#### Task prompt
Search the data for the word "image" and copy every line where it occurs.

+++ Input rows

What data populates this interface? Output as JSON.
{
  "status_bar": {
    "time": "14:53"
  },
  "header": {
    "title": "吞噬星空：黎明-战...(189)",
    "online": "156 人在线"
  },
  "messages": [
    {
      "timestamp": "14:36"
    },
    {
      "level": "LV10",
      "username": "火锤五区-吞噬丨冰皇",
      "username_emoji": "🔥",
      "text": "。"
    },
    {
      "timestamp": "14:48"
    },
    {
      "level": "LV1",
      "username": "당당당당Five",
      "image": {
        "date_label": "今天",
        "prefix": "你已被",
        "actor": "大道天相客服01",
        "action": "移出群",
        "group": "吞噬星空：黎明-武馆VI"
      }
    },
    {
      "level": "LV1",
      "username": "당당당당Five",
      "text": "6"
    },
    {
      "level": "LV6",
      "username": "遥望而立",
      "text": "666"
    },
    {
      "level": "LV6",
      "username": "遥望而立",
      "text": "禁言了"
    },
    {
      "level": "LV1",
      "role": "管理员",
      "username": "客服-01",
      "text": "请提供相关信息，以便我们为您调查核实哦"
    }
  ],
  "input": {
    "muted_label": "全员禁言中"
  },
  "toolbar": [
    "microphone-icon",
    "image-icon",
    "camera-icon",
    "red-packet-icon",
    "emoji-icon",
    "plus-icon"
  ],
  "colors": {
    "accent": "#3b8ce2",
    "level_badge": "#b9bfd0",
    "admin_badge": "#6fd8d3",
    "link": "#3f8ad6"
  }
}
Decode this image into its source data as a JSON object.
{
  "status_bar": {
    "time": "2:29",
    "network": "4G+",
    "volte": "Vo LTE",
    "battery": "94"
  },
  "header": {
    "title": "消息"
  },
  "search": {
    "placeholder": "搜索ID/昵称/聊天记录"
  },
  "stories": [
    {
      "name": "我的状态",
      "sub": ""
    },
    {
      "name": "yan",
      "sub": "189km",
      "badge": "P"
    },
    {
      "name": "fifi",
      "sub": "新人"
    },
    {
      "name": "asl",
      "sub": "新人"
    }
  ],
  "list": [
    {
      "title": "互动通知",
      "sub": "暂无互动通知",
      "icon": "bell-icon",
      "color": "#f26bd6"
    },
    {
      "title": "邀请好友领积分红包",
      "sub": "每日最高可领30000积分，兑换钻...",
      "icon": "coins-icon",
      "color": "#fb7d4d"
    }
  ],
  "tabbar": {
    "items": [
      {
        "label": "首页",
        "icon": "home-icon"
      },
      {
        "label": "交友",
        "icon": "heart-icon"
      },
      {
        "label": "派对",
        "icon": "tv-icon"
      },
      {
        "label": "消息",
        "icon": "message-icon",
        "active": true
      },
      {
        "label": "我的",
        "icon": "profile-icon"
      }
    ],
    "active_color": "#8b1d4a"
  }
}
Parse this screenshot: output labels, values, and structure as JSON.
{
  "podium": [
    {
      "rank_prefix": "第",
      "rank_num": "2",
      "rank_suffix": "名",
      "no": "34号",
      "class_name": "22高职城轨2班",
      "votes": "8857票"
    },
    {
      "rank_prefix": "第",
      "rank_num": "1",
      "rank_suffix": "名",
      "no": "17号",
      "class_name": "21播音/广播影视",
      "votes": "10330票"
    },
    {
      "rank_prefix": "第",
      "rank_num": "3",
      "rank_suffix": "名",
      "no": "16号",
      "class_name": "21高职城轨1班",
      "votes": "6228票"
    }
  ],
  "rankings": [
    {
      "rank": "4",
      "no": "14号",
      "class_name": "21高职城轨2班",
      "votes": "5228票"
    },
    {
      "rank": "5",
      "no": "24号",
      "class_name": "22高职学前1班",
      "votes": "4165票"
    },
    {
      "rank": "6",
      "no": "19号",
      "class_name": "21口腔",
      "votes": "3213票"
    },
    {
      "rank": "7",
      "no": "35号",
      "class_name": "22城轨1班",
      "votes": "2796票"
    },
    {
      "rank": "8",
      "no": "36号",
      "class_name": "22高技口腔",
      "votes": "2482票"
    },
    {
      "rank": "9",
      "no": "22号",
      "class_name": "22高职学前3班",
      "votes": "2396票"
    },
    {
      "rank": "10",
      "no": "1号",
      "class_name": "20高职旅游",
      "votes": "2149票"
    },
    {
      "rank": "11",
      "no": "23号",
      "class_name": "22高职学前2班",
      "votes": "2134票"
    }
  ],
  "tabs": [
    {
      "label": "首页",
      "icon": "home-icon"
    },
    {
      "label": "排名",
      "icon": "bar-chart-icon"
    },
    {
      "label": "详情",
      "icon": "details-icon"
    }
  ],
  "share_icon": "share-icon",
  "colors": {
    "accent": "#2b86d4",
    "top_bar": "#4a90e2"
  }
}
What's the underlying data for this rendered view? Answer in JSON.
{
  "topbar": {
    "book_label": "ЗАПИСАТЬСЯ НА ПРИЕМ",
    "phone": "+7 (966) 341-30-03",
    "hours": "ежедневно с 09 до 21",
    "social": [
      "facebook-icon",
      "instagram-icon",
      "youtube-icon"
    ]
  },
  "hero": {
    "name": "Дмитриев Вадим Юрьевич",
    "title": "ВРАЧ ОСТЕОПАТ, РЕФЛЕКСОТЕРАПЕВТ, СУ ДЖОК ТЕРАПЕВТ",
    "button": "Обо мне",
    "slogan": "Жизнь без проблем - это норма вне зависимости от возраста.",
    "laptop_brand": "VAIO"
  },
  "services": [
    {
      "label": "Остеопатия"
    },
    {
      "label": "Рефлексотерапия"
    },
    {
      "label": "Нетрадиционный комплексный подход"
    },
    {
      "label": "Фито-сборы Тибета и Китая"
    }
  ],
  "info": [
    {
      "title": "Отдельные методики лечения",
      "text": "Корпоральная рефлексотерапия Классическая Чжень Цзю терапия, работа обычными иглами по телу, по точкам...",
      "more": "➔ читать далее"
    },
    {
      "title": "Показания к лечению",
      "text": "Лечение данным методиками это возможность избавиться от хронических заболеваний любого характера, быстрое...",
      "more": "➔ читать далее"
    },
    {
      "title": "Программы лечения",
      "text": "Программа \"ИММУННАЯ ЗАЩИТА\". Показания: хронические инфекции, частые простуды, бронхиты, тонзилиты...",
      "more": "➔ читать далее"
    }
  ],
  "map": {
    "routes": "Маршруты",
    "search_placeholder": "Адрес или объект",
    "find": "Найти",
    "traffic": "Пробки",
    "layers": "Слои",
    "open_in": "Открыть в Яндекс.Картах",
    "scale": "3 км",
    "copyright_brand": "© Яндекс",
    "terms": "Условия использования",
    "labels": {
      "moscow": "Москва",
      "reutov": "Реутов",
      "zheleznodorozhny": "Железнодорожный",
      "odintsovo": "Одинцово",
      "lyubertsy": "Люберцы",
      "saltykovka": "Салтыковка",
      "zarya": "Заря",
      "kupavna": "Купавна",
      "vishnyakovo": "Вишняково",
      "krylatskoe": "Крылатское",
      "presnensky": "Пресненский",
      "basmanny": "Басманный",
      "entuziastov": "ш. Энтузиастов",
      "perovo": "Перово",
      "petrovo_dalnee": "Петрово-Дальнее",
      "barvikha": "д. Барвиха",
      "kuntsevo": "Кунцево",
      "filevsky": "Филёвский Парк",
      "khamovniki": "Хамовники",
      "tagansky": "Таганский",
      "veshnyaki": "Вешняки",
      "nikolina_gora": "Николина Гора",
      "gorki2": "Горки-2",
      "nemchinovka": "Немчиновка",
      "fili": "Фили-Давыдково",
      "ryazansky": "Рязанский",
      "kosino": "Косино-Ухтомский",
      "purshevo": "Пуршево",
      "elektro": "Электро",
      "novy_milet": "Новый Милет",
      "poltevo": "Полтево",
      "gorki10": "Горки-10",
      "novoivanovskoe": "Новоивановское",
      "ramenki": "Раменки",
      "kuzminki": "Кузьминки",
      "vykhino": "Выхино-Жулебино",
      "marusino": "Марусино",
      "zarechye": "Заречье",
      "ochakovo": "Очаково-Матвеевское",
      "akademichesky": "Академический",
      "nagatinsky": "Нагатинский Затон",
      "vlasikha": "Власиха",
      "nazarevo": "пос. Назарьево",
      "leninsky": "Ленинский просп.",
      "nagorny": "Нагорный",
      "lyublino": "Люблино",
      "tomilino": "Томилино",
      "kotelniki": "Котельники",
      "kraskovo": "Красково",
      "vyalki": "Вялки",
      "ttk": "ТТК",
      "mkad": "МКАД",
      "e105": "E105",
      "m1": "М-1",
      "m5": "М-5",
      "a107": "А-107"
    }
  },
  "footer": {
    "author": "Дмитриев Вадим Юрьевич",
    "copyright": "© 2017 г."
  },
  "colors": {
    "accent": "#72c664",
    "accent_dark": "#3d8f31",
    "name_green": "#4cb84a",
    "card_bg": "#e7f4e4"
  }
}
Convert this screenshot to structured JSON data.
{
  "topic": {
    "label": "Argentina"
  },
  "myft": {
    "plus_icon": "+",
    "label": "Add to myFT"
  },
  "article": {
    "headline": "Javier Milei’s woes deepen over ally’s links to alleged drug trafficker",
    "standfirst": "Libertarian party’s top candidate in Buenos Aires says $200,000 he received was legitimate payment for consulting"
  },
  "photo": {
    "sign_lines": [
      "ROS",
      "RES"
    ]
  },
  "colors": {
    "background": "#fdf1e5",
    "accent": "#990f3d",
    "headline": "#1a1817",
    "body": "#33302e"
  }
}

++++++

#### Exercise response
      "image": {
    "image-icon",
Decode this image into its source data as a JSON object.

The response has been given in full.